## Direction
All material below is to be reproduced exactly.
** START Exercise material **
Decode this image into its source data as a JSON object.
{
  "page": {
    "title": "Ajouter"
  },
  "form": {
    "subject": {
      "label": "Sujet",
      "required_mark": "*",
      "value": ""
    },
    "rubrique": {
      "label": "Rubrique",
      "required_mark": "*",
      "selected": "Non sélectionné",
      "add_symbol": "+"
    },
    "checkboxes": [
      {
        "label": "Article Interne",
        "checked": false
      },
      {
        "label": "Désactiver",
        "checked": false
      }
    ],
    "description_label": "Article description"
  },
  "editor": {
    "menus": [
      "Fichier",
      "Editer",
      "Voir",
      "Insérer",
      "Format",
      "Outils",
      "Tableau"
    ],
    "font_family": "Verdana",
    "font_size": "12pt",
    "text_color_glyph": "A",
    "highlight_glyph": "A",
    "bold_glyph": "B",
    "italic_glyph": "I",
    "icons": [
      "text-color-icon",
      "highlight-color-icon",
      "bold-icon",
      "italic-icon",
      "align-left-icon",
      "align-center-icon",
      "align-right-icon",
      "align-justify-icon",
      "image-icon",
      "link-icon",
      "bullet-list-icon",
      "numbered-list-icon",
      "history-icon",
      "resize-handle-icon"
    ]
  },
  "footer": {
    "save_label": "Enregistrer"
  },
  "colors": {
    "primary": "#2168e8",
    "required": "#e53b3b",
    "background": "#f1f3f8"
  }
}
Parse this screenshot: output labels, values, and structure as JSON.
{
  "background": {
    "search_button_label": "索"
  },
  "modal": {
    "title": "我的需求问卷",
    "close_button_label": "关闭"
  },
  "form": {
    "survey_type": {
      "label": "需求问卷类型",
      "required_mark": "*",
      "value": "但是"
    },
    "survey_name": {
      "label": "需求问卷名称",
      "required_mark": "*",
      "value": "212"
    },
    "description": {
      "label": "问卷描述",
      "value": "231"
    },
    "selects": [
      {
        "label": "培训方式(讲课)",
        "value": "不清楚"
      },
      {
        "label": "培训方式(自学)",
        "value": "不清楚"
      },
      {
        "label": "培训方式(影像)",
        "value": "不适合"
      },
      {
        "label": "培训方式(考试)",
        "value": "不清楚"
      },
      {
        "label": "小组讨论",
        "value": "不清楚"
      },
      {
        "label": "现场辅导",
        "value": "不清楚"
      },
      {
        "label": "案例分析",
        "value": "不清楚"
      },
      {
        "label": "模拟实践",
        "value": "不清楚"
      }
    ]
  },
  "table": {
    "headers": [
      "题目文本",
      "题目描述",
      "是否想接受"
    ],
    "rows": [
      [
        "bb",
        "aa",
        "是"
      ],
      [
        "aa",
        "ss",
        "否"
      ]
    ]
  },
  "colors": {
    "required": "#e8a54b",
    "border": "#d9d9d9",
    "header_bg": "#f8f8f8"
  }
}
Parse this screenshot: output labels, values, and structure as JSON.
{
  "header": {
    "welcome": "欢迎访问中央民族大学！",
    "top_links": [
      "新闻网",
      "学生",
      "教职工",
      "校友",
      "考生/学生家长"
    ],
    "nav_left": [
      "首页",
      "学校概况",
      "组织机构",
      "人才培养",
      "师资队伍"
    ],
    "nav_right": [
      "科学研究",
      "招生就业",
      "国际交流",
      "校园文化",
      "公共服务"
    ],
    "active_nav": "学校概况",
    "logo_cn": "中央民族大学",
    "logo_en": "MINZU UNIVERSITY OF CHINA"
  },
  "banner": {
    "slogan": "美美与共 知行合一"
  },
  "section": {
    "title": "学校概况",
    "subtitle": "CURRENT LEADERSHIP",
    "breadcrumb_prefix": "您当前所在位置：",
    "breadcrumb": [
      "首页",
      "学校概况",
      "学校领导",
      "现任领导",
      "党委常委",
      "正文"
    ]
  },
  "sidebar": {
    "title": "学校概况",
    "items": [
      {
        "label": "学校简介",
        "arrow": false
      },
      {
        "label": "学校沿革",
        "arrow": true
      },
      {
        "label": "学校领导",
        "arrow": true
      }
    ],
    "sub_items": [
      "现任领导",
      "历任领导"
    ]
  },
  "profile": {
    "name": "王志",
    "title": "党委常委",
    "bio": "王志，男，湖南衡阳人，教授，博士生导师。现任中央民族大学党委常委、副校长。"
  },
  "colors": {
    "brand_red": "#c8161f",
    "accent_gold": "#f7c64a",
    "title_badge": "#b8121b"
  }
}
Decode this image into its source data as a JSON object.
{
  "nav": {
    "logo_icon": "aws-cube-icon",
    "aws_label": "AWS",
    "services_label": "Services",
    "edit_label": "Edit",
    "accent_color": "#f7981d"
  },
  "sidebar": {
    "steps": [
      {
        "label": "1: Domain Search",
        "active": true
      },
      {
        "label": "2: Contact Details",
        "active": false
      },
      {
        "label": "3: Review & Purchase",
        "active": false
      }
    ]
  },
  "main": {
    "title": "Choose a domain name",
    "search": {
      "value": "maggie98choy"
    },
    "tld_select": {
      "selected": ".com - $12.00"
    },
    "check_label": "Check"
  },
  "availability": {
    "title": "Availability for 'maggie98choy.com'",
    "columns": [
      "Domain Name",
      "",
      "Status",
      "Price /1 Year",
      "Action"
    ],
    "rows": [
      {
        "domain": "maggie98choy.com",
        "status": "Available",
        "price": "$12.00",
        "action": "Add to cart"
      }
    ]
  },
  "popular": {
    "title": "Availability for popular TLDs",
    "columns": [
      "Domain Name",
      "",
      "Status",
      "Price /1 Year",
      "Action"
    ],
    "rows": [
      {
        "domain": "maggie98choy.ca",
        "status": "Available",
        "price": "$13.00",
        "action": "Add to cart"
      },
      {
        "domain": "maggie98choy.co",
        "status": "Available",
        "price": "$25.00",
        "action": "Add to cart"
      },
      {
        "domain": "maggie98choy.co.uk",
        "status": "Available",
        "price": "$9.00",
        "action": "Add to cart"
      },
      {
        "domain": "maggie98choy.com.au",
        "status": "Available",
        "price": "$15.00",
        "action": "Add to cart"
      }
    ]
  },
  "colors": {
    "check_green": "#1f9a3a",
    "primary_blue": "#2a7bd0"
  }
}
** END Exercise material **
## Written solution
Decode this image into its source data as a JSON object.
{
  "page": {
    "title": "Ajouter"
  },
  "form": {
    "subject": {
      "label": "Sujet",
      "required_mark": "*",
      "value": ""
    },
    "rubrique": {
      "label": "Rubrique",
      "required_mark": "*",
      "selected": "Non sélectionné",
      "add_symbol": "+"
    },
    "checkboxes": [
      {
        "label": "Article Interne",
        "checked": false
      },
      {
        "label": "Désactiver",
        "checked": false
      }
    ],
    "description_label": "Article description"
  },
  "editor": {
    "menus": [
      "Fichier",
      "Editer",
      "Voir",
      "Insérer",
      "Format",
      "Outils",
      "Tableau"
    ],
    "font_family": "Verdana",
    "font_size": "12pt",
    "text_color_glyph": "A",
    "highlight_glyph": "A",
    "bold_glyph": "B",
    "italic_glyph": "I",
    "icons": [
      "text-color-icon",
      "highlight-color-icon",
      "bold-icon",
      "italic-icon",
      "align-left-icon",
      "align-center-icon",
      "align-right-icon",
      "align-justify-icon",
      "image-icon",
      "link-icon",
      "bullet-list-icon",
      "numbered-list-icon",
      "history-icon",
      "resize-handle-icon"
    ]
  },
  "footer": {
    "save_label": "Enregistrer"
  },
  "colors": {
    "primary": "#2168e8",
    "required": "#e53b3b",
    "background": "#f1f3f8"
  }
}
Parse this screenshot: output labels, values, and structure as JSON.
{
  "background": {
    "search_button_label": "索"
  },
  "modal": {
    "title": "我的需求问卷",
    "close_button_label": "关闭"
  },
  "form": {
    "survey_type": {
      "label": "需求问卷类型",
      "required_mark": "*",
      "value": "但是"
    },
    "survey_name": {
      "label": "需求问卷名称",
      "required_mark": "*",
      "value": "212"
    },
    "description": {
      "label": "问卷描述",
      "value": "231"
    },
    "selects": [
      {
        "label": "培训方式(讲课)",
        "value": "不清楚"
      },
      {
        "label": "培训方式(自学)",
        "value": "不清楚"
      },
      {
        "label": "培训方式(影像)",
        "value": "不适合"
      },
      {
        "label": "培训方式(考试)",
        "value": "不清楚"
      },
      {
        "label": "小组讨论",
        "value": "不清楚"
      },
      {
        "label": "现场辅导",
        "value": "不清楚"
      },
      {
        "label": "案例分析",
        "value": "不清楚"
      },
      {
        "label": "模拟实践",
        "value": "不清楚"
      }
    ]
  },
  "table": {
    "headers": [
      "题目文本",
      "题目描述",
      "是否想接受"
    ],
    "rows": [
      [
        "bb",
        "aa",
        "是"
      ],
      [
        "aa",
        "ss",
        "否"
      ]
    ]
  },
  "colors": {
    "required": "#e8a54b",
    "border": "#d9d9d9",
    "header_bg": "#f8f8f8"
  }
}
Parse this screenshot: output labels, values, and structure as JSON.
{
  "header": {
    "welcome": "欢迎访问中央民族大学！",
    "top_links": [
      "新闻网",
      "学生",
      "教职工",
      "校友",
      "考生/学生家长"
    ],
    "nav_left": [
      "首页",
      "学校概况",
      "组织机构",
      "人才培养",
      "师资队伍"
    ],
    "nav_right": [
      "科学研究",
      "招生就业",
      "国际交流",
      "校园文化",
      "公共服务"
    ],
    "active_nav": "学校概况",
    "logo_cn": "中央民族大学",
    "logo_en": "MINZU UNIVERSITY OF CHINA"
  },
  "banner": {
    "slogan": "美美与共 知行合一"
  },
  "section": {
    "title": "学校概况",
    "subtitle": "CURRENT LEADERSHIP",
    "breadcrumb_prefix": "您当前所在位置：",
    "breadcrumb": [
      "首页",
      "学校概况",
      "学校领导",
      "现任领导",
      "党委常委",
      "正文"
    ]
  },
  "sidebar": {
    "title": "学校概况",
    "items": [
      {
        "label": "学校简介",
        "arrow": false
      },
      {
        "label": "学校沿革",
        "arrow": true
      },
      {
        "label": "学校领导",
        "arrow": true
      }
    ],
    "sub_items": [
      "现任领导",
      "历任领导"
    ]
  },
  "profile": {
    "name": "王志",
    "title": "党委常委",
    "bio": "王志，男，湖南衡阳人，教授，博士生导师。现任中央民族大学党委常委、副校长。"
  },
  "colors": {
    "brand_red": "#c8161f",
    "accent_gold": "#f7c64a",
    "title_badge": "#b8121b"
  }
}
Decode this image into its source data as a JSON object.
{
  "nav": {
    "logo_icon": "aws-cube-icon",
    "aws_label": "AWS",
    "services_label": "Services",
    "edit_label": "Edit",
    "accent_color": "#f7981d"
  },
  "sidebar": {
    "steps": [
      {
        "label": "1: Domain Search",
        "active": true
      },
      {
        "label": "2: Contact Details",
        "active": false
      },
      {
        "label": "3: Review & Purchase",
        "active": false
      }
    ]
  },
  "main": {
    "title": "Choose a domain name",
    "search": {
      "value": "maggie98choy"
    },
    "tld_select": {
      "selected": ".com - $12.00"
    },
    "check_label": "Check"
  },
  "availability": {
    "title": "Availability for 'maggie98choy.com'",
    "columns": [
      "Domain Name",
      "",
      "Status",
      "Price /1 Year",
      "Action"
    ],
    "rows": [
      {
        "domain": "maggie98choy.com",
        "status": "Available",
        "price": "$12.00",
        "action": "Add to cart"
      }
    ]
  },
  "popular": {
    "title": "Availability for popular TLDs",
    "columns": [
      "Domain Name",
      "",
      "Status",
      "Price /1 Year",
      "Action"
    ],
    "rows": [
      {
        "domain": "maggie98choy.ca",
        "status": "Available",
        "price": "$13.00",
        "action": "Add to cart"
      },
      {
        "domain": "maggie98choy.co",
        "status": "Available",
        "price": "$25.00",
        "action": "Add to cart"
      },
      {
        "domain": "maggie98choy.co.uk",
        "status": "Available",
        "price": "$9.00",
        "action": "Add to cart"
      },
      {
        "domain": "maggie98choy.com.au",
        "status": "Available",
        "price": "$15.00",
        "action": "Add to cart"
      }
    ]
  },
  "colors": {
    "check_green": "#1f9a3a",
    "primary_blue": "#2a7bd0"
  }
}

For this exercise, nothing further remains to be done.